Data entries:
##########

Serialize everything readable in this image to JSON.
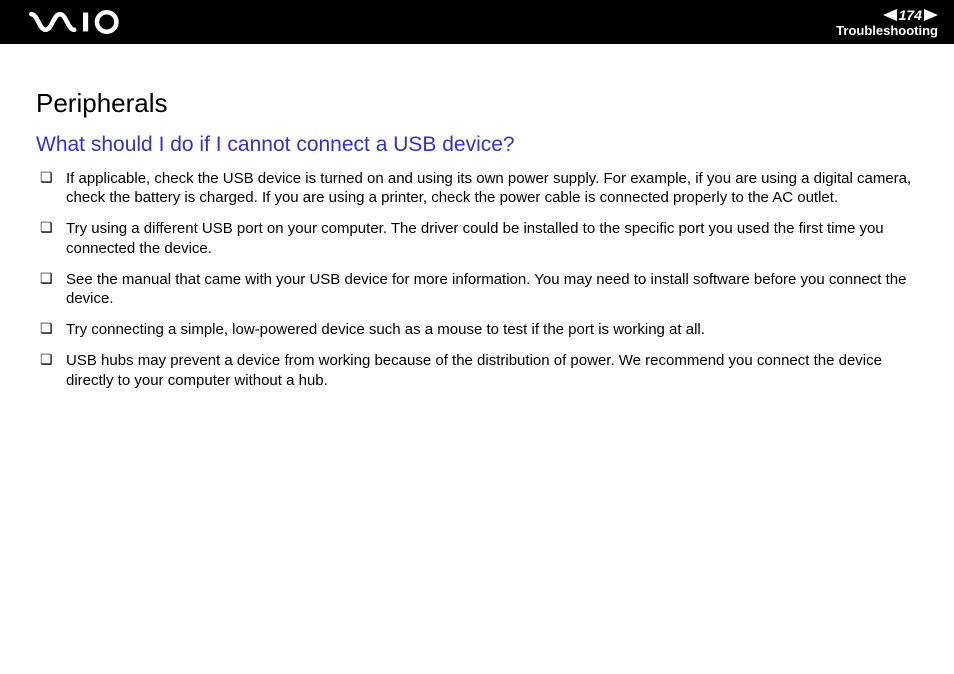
{
  "header": {
    "logo_name": "vaio-logo",
    "page_number": "174",
    "section": "Troubleshooting"
  },
  "content": {
    "title": "Peripherals",
    "question": "What should I do if I cannot connect a USB device?",
    "bullets": [
      "If applicable, check the USB device is turned on and using its own power supply. For example, if you are using a digital camera, check the battery is charged. If you are using a printer, check the power cable is connected properly to the AC outlet.",
      "Try using a different USB port on your computer. The driver could be installed to the specific port you used the first time you connected the device.",
      "See the manual that came with your USB device for more information. You may need to install software before you connect the device.",
      "Try connecting a simple, low-powered device such as a mouse to test if the port is working at all.",
      "USB hubs may prevent a device from working because of the distribution of power. We recommend you connect the device directly to your computer without a hub."
    ]
  }
}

##########

▶ **WHAT NEEDS TO BE DONE**:
Restate the listing above word for word, and skip the pictures.

▶ **THE RESPONSE**:
Serialize everything readable in this image to JSON.
{
  "header": {
    "logo_name": "vaio-logo",
    "page_number": "174",
    "section": "Troubleshooting"
  },
  "content": {
    "title": "Peripherals",
    "question": "What should I do if I cannot connect a USB device?",
    "bullets": [
      "If applicable, check the USB device is turned on and using its own power supply. For example, if you are using a digital camera, check the battery is charged. If you are using a printer, check the power cable is connected properly to the AC outlet.",
      "Try using a different USB port on your computer. The driver could be installed to the specific port you used the first time you connected the device.",
      "See the manual that came with your USB device for more information. You may need to install software before you connect the device.",
      "Try connecting a simple, low-powered device such as a mouse to test if the port is working at all.",
      "USB hubs may prevent a device from working because of the distribution of power. We recommend you connect the device directly to your computer without a hub."
    ]
  }
}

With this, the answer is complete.